▶ **EXTRACT TO READ**:
----------------

High‐Throughput 96‐Well Nanogroove‐Enhanced Electrical Impedance Biosensor for Real‐Time Label‐Free Cancer Drug Screening

High-throughput screening utilizing electrode arrays mimicking in vivo conditions is developed. Self-assembled monolayers and optimized fabrication parameters address achieving uniform pattern fidelity, which facilitates integration with interdigitated electrode arrays (IEA). The study focuses on differences in cell behaviors and apoptosis trends between NanoIEA and conventional IEA during chemotherapy treatment. RNA sequencing analysis showing distinct gene expression patterns supports the results.

----------------

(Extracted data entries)
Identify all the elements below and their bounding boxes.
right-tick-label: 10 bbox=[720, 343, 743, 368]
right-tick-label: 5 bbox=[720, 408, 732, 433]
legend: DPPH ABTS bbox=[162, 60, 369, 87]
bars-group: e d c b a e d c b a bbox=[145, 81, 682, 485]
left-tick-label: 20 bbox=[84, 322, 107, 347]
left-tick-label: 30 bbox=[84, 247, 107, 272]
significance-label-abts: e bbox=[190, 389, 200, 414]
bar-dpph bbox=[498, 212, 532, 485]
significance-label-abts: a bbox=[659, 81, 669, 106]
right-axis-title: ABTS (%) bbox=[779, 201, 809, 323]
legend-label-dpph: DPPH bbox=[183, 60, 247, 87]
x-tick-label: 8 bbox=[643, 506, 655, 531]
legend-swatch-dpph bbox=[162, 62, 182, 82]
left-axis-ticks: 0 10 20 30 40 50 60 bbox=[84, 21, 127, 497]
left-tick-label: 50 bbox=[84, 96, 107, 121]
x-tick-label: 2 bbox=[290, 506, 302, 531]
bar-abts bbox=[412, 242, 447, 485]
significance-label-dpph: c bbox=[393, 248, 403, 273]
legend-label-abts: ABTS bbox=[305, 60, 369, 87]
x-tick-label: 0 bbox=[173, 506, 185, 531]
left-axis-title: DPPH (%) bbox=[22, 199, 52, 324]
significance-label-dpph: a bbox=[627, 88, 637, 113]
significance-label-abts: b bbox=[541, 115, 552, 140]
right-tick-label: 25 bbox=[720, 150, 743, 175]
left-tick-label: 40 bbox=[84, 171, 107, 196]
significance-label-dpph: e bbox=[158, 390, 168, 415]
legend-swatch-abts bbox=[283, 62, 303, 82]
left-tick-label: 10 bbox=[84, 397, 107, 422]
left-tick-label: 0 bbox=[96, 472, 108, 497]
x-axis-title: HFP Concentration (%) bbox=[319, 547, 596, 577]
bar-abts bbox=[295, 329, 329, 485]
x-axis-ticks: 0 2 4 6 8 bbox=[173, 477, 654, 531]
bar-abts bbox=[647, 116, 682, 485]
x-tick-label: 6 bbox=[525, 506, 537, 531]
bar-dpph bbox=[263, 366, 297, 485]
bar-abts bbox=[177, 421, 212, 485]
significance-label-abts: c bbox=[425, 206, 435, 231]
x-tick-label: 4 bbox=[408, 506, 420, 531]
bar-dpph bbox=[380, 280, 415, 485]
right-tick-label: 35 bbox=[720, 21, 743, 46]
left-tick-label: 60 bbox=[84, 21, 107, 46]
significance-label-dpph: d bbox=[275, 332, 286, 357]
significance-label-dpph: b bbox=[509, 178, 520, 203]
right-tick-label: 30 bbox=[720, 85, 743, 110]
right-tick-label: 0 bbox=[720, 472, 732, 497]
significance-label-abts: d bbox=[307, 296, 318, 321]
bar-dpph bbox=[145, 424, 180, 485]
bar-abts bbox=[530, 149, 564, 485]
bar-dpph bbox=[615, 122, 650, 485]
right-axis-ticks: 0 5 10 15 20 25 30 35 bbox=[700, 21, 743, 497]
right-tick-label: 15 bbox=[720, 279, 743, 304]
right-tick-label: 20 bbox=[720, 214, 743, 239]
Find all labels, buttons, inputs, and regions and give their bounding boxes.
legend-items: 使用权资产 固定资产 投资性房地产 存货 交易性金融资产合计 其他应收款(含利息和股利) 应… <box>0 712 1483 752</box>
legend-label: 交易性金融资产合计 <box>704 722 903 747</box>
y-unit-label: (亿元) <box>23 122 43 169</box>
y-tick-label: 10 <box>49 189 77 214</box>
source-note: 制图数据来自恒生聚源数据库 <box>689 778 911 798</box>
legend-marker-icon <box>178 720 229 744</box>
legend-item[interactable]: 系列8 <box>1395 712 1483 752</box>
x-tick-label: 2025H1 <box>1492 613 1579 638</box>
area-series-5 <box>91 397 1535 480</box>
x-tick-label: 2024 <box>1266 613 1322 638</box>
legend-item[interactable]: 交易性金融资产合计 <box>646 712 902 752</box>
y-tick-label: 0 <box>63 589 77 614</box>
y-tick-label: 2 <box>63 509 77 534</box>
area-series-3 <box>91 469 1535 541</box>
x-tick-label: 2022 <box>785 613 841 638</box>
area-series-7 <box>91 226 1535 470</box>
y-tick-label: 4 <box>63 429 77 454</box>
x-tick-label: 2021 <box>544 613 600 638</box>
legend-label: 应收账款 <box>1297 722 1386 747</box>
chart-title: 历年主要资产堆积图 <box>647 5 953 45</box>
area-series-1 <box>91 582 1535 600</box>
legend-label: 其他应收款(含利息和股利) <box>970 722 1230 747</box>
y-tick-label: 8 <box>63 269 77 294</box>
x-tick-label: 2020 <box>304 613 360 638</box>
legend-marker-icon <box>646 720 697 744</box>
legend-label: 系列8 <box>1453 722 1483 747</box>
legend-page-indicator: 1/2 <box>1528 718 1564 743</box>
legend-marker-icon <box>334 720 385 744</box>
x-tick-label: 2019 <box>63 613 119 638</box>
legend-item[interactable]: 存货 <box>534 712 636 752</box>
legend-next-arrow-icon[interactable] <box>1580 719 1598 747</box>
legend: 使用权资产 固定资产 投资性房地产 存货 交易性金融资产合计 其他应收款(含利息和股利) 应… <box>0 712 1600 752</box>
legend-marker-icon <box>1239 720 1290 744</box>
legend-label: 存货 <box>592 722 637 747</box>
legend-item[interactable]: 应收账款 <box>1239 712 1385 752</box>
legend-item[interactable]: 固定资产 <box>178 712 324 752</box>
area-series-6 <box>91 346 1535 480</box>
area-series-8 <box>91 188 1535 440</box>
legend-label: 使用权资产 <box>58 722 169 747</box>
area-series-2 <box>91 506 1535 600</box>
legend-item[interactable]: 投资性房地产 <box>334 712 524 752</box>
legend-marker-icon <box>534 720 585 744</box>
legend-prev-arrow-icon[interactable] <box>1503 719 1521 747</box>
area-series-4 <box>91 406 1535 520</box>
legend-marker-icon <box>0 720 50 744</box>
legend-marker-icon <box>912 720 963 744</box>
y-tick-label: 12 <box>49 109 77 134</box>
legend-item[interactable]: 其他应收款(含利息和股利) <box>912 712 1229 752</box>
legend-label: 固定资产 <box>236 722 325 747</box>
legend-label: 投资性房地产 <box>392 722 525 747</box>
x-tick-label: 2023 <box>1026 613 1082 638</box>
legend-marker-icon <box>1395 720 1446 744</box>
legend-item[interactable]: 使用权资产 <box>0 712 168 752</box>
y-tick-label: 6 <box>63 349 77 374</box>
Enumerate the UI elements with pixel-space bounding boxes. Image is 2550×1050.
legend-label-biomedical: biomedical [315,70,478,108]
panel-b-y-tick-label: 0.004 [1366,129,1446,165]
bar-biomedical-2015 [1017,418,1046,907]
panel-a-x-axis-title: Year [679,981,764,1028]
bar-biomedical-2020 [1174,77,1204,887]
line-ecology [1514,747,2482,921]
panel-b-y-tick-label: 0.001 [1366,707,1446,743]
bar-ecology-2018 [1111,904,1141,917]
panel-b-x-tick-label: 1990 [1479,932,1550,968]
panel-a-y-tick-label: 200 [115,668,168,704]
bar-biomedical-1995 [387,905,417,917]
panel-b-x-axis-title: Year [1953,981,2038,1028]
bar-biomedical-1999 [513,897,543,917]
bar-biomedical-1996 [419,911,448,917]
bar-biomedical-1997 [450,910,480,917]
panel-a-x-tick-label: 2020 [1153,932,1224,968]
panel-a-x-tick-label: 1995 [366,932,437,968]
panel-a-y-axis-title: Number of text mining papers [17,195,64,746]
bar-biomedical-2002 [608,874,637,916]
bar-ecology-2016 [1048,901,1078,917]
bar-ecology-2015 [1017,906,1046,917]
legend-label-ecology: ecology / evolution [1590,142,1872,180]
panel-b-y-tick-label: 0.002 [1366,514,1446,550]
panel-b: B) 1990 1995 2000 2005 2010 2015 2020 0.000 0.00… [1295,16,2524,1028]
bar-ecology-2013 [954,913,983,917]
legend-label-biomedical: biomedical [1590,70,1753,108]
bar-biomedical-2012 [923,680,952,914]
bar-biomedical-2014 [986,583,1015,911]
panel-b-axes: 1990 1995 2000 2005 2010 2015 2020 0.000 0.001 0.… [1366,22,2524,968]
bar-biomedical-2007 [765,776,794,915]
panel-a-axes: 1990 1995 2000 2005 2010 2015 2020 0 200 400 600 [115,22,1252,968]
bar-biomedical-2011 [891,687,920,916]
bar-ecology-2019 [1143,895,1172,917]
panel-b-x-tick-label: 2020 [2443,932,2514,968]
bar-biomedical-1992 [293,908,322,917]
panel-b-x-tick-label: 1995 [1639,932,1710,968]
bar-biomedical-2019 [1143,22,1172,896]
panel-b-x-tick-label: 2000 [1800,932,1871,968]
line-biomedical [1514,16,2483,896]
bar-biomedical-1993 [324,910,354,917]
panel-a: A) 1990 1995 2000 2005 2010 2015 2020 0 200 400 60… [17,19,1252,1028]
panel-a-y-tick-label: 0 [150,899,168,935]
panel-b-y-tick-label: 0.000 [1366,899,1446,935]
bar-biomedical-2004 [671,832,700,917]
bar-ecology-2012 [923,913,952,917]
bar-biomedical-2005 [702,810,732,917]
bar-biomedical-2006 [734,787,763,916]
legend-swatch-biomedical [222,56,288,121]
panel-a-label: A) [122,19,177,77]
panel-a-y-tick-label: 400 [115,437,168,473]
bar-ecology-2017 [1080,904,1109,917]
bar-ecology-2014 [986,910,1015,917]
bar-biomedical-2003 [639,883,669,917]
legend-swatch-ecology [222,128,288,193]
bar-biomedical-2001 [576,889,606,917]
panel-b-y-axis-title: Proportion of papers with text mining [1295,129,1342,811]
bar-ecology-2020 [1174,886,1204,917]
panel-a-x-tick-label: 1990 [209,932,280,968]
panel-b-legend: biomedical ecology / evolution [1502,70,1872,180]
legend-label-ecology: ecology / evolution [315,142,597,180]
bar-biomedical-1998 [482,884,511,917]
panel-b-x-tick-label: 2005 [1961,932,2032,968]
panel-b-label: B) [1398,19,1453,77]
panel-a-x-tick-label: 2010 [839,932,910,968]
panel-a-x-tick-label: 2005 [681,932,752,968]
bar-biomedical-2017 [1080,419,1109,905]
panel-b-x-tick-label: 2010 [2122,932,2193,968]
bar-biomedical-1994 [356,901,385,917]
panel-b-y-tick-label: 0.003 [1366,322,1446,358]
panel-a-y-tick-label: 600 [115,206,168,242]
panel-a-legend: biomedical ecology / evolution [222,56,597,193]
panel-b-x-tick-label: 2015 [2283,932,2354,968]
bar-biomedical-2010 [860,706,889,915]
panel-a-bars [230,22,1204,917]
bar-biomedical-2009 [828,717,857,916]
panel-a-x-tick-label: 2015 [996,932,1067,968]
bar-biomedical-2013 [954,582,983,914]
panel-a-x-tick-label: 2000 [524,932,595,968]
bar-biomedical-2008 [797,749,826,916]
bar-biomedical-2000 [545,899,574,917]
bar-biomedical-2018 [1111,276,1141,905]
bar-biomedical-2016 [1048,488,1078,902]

----------------

▶ **ACTIVITY LIST**:
a) In the abstract on the nanogroove biosensor, what analysis supports the results?
b) Based on the abstract on the nanogroove biosensor, explain in one to three sentences why self-assembled monolayers and optimized fabrication parameters are used.
These entries come from a source separate from the abstract.

▶ **EXERCISE SOLUTIONS**:
a) RNA sequencing analysis showing distinct gene expression patterns supports the results.

b) Self-assembled monolayers and optimized fabrication parameters address the challenge of achieving uniform pattern fidelity. That uniformity facilitates integration with interdigitated electrode arrays (IEA).